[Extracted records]
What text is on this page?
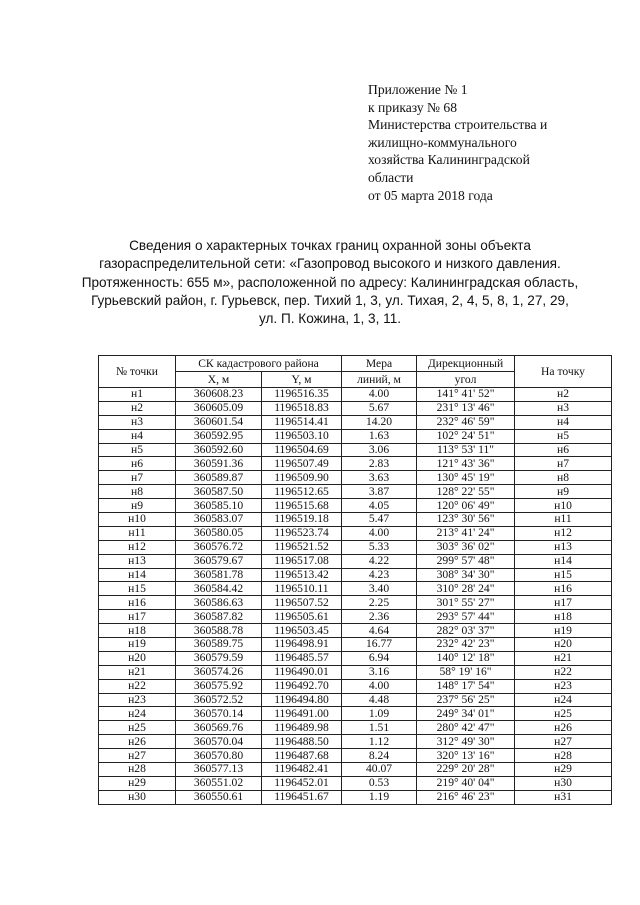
Приложение № 1
к приказу № 68
Министерства строительства и
жилищно-коммунального
хозяйства Калининградской
области
от 05 марта 2018 года
Сведения о характерных точках границ охранной зоны объекта
газораспределительной сети: «Газопровод высокого и низкого давления.
Протяженность: 655 м», расположенной по адресу: Калининградская область,
Гурьевский район, г. Гурьевск, пер. Тихий 1, 3, ул. Тихая, 2, 4, 5, 8, 1, 27, 29,
ул. П. Кожина, 1, 3, 11.
№ точки	СК кадастрового района		Мера	Дирекционный	На точку
	X, м	Y, м	линий, м	угол	
н1	360608.23	1196516.35	4.00	141° 41' 52"	н2
н2	360605.09	1196518.83	5.67	231° 13' 46"	н3
н3	360601.54	1196514.41	14.20	232° 46' 59"	н4
н4	360592.95	1196503.10	1.63	102° 24' 51"	н5
н5	360592.60	1196504.69	3.06	113° 53' 11"	н6
н6	360591.36	1196507.49	2.83	121° 43' 36"	н7
н7	360589.87	1196509.90	3.63	130° 45' 19"	н8
н8	360587.50	1196512.65	3.87	128° 22' 55"	н9
н9	360585.10	1196515.68	4.05	120° 06' 49"	н10
н10	360583.07	1196519.18	5.47	123° 30' 56"	н11
н11	360580.05	1196523.74	4.00	213° 41' 24"	н12
н12	360576.72	1196521.52	5.33	303° 36' 02"	н13
н13	360579.67	1196517.08	4.22	299° 57' 48"	н14
н14	360581.78	1196513.42	4.23	308° 34' 30"	н15
н15	360584.42	1196510.11	3.40	310° 28' 24"	н16
н16	360586.63	1196507.52	2.25	301° 55' 27"	н17
н17	360587.82	1196505.61	2.36	293° 57' 44"	н18
н18	360588.78	1196503.45	4.64	282° 03' 37"	н19
н19	360589.75	1196498.91	16.77	232° 42' 23"	н20
н20	360579.59	1196485.57	6.94	140° 12' 18"	н21
н21	360574.26	1196490.01	3.16	58° 19' 16"	н22
н22	360575.92	1196492.70	4.00	148° 17' 54"	н23
н23	360572.52	1196494.80	4.48	237° 56' 25"	н24
н24	360570.14	1196491.00	1.09	249° 34' 01"	н25
н25	360569.76	1196489.98	1.51	280° 42' 47"	н26
н26	360570.04	1196488.50	1.12	312° 49' 30"	н27
н27	360570.80	1196487.68	8.24	320° 13' 16"	н28
н28	360577.13	1196482.41	40.07	229° 20' 28"	н29
н29	360551.02	1196452.01	0.53	219° 40' 04"	н30
н30	360550.61	1196451.67	1.19	216° 46' 23"	н31
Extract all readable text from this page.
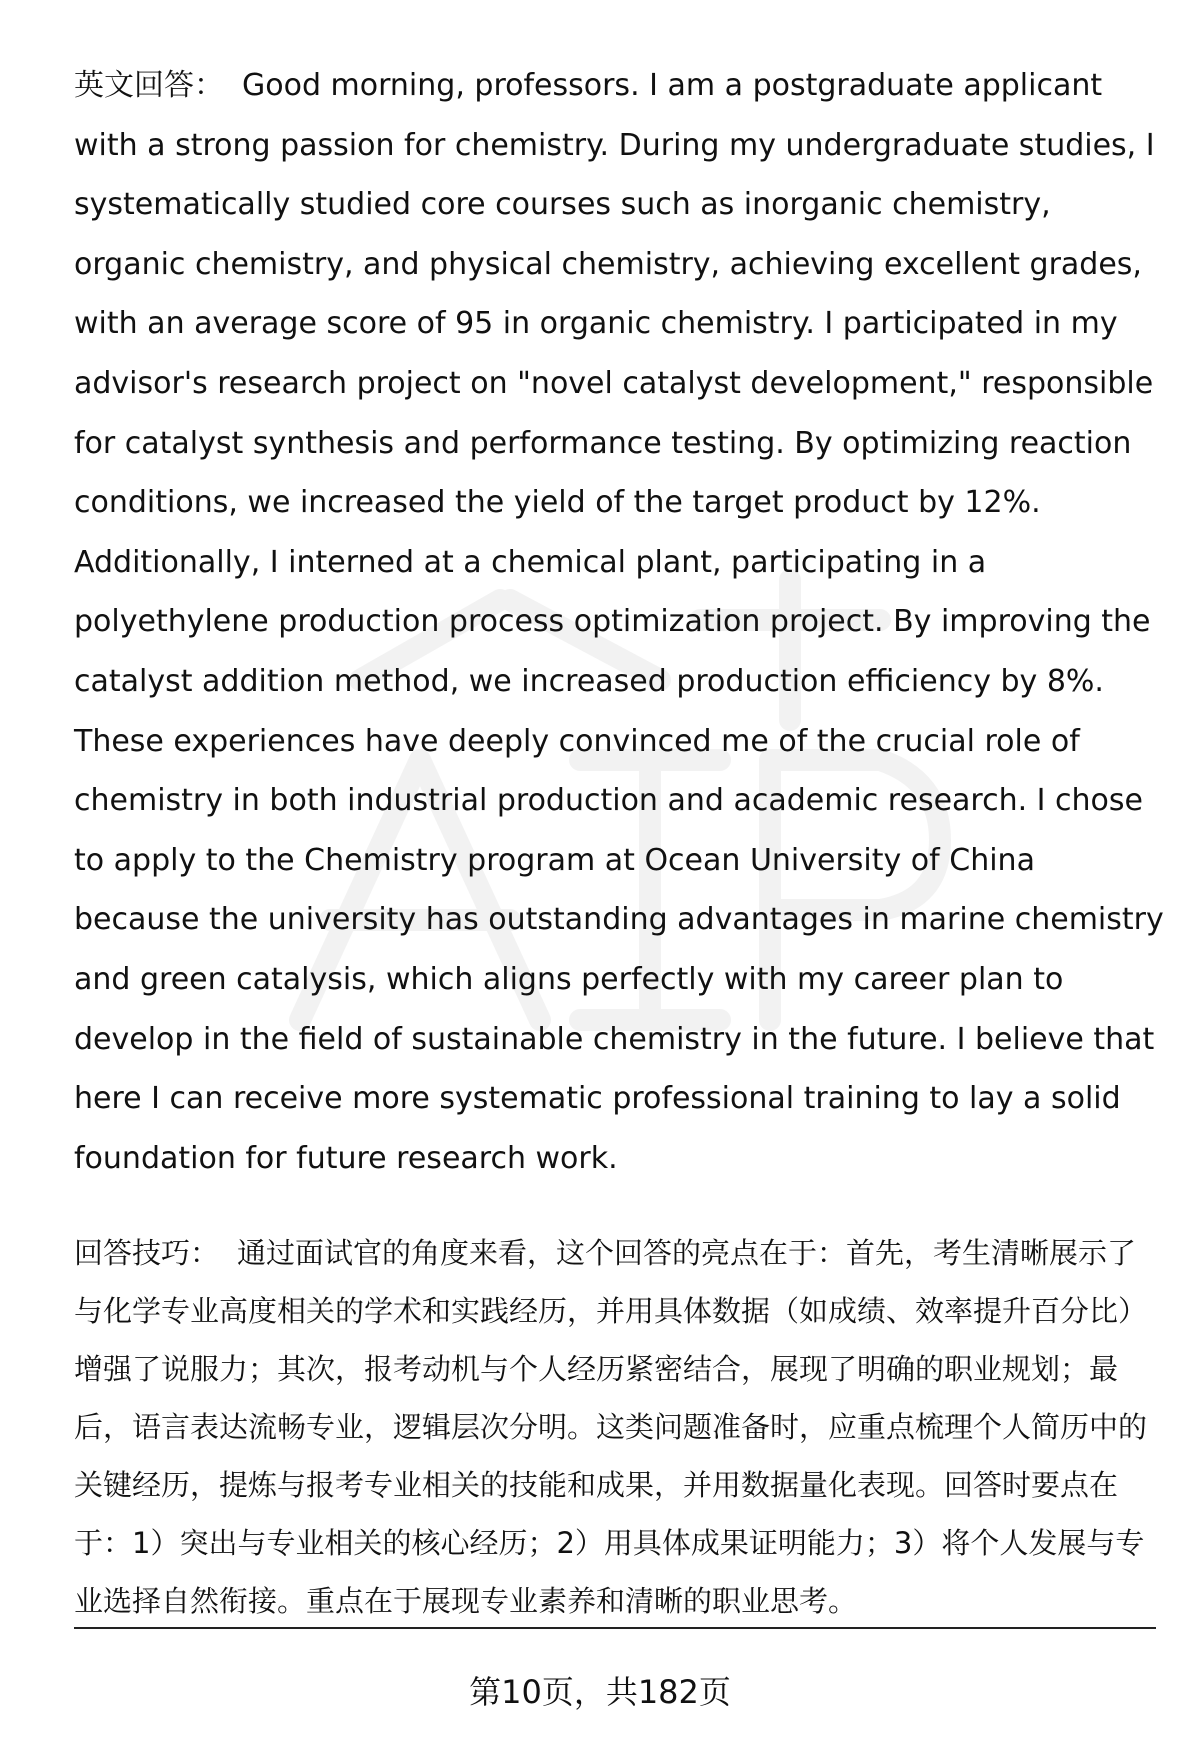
英文回答： Good morning, professors. I am a postgraduate applicant with a strong passion for chemistry. During my undergraduate studies, I systematically studied core courses such as inorganic chemistry, organic chemistry, and physical chemistry, achieving excellent grades, with an average score of 95 in organic chemistry. I participated in my advisor's research project on "novel catalyst development," responsible for catalyst synthesis and performance testing. By optimizing reaction conditions, we increased the yield of the target product by 12%. Additionally, I interned at a chemical plant, participating in a polyethylene production process optimization project. By improving the catalyst addition method, we increased production efficiency by 8%. These experiences have deeply convinced me of the crucial role of chemistry in both industrial production and academic research. I chose to apply to the Chemistry program at Ocean University of China because the university has outstanding advantages in marine chemistry and green catalysis, which aligns perfectly with my career plan to develop in the field of sustainable chemistry in the future. I believe that here I can receive more systematic professional training to lay a solid foundation for future research work.

回答技巧： 通过面试官的角度来看，这个回答的亮点在于：首先，考生清晰展示了与化学专业高度相关的学术和实践经历，并用具体数据（如成绩、效率提升百分比）增强了说服力；其次，报考动机与个人经历紧密结合，展现了明确的职业规划；最后，语言表达流畅专业，逻辑层次分明。这类问题准备时，应重点梳理个人简历中的关键经历，提炼与报考专业相关的技能和成果，并用数据量化表现。回答时要点在于：1）突出与专业相关的核心经历；2）用具体成果证明能力；3）将个人发展与专业选择自然衔接。重点在于展现专业素养和清晰的职业思考。

第10页，共182页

> **TASK GOAL**:
Repeat the data exactly in full, omitting its pictures.

> **FINISHED EXERCISE**:
What text is on this page?
Приложение № 1
к приказу № 68
Министерства строительства и
жилищно-коммунального
хозяйства Калининградской
области
от 05 марта 2018 года
Сведения о характерных точках границ охранной зоны объекта
газораспределительной сети: «Газопровод высокого и низкого давления.
Протяженность: 655 м», расположенной по адресу: Калининградская область,
Гурьевский район, г. Гурьевск, пер. Тихий 1, 3, ул. Тихая, 2, 4, 5, 8, 1, 27, 29,
ул. П. Кожина, 1, 3, 11.
№ точки	СК кадастрового района		Мера	Дирекционный	На точку
	X, м	Y, м	линий, м	угол	
н1	360608.23	1196516.35	4.00	141° 41' 52"	н2
н2	360605.09	1196518.83	5.67	231° 13' 46"	н3
н3	360601.54	1196514.41	14.20	232° 46' 59"	н4
н4	360592.95	1196503.10	1.63	102° 24' 51"	н5
н5	360592.60	1196504.69	3.06	113° 53' 11"	н6
н6	360591.36	1196507.49	2.83	121° 43' 36"	н7
н7	360589.87	1196509.90	3.63	130° 45' 19"	н8
н8	360587.50	1196512.65	3.87	128° 22' 55"	н9
н9	360585.10	1196515.68	4.05	120° 06' 49"	н10
н10	360583.07	1196519.18	5.47	123° 30' 56"	н11
н11	360580.05	1196523.74	4.00	213° 41' 24"	н12
н12	360576.72	1196521.52	5.33	303° 36' 02"	н13
н13	360579.67	1196517.08	4.22	299° 57' 48"	н14
н14	360581.78	1196513.42	4.23	308° 34' 30"	н15
н15	360584.42	1196510.11	3.40	310° 28' 24"	н16
н16	360586.63	1196507.52	2.25	301° 55' 27"	н17
н17	360587.82	1196505.61	2.36	293° 57' 44"	н18
н18	360588.78	1196503.45	4.64	282° 03' 37"	н19
н19	360589.75	1196498.91	16.77	232° 42' 23"	н20
н20	360579.59	1196485.57	6.94	140° 12' 18"	н21
н21	360574.26	1196490.01	3.16	58° 19' 16"	н22
н22	360575.92	1196492.70	4.00	148° 17' 54"	н23
н23	360572.52	1196494.80	4.48	237° 56' 25"	н24
н24	360570.14	1196491.00	1.09	249° 34' 01"	н25
н25	360569.76	1196489.98	1.51	280° 42' 47"	н26
н26	360570.04	1196488.50	1.12	312° 49' 30"	н27
н27	360570.80	1196487.68	8.24	320° 13' 16"	н28
н28	360577.13	1196482.41	40.07	229° 20' 28"	н29
н29	360551.02	1196452.01	0.53	219° 40' 04"	н30
н30	360550.61	1196451.67	1.19	216° 46' 23"	н31
Extract all readable text from this page.
英文回答： Good morning, professors. I am a postgraduate applicant with a strong passion for chemistry. During my undergraduate studies, I systematically studied core courses such as inorganic chemistry, organic chemistry, and physical chemistry, achieving excellent grades, with an average score of 95 in organic chemistry. I participated in my advisor's research project on "novel catalyst development," responsible for catalyst synthesis and performance testing. By optimizing reaction conditions, we increased the yield of the target product by 12%. Additionally, I interned at a chemical plant, participating in a polyethylene production process optimization project. By improving the catalyst addition method, we increased production efficiency by 8%. These experiences have deeply convinced me of the crucial role of chemistry in both industrial production and academic research. I chose to apply to the Chemistry program at Ocean University of China because the university has outstanding advantages in marine chemistry and green catalysis, which aligns perfectly with my career plan to develop in the field of sustainable chemistry in the future. I believe that here I can receive more systematic professional training to lay a solid foundation for future research work.

回答技巧： 通过面试官的角度来看，这个回答的亮点在于：首先，考生清晰展示了与化学专业高度相关的学术和实践经历，并用具体数据（如成绩、效率提升百分比）增强了说服力；其次，报考动机与个人经历紧密结合，展现了明确的职业规划；最后，语言表达流畅专业，逻辑层次分明。这类问题准备时，应重点梳理个人简历中的关键经历，提炼与报考专业相关的技能和成果，并用数据量化表现。回答时要点在于：1）突出与专业相关的核心经历；2）用具体成果证明能力；3）将个人发展与专业选择自然衔接。重点在于展现专业素养和清晰的职业思考。

第10页，共182页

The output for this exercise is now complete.